* [GOAL] Retype every entry word for word.

──────── EXERCISE MATERIAL ────────

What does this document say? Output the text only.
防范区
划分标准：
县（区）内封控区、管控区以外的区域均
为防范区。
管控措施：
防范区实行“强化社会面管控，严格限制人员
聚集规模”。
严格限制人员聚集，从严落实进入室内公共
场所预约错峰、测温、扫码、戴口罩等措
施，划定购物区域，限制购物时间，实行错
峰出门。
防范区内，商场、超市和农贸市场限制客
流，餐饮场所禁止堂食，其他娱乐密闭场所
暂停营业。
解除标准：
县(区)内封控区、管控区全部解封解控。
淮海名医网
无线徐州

────────

* [WRITTEN RESPONSE]
What does this document say? Output the text only.
防范区
划分标准：
县（区）内封控区、管控区以外的区域均
为防范区。
管控措施：
防范区实行“强化社会面管控，严格限制人员
聚集规模”。
严格限制人员聚集，从严落实进入室内公共
场所预约错峰、测温、扫码、戴口罩等措
施，划定购物区域，限制购物时间，实行错
峰出门。
防范区内，商场、超市和农贸市场限制客
流，餐饮场所禁止堂食，其他娱乐密闭场所
暂停营业。
解除标准：
县(区)内封控区、管控区全部解封解控。
淮海名医网
无线徐州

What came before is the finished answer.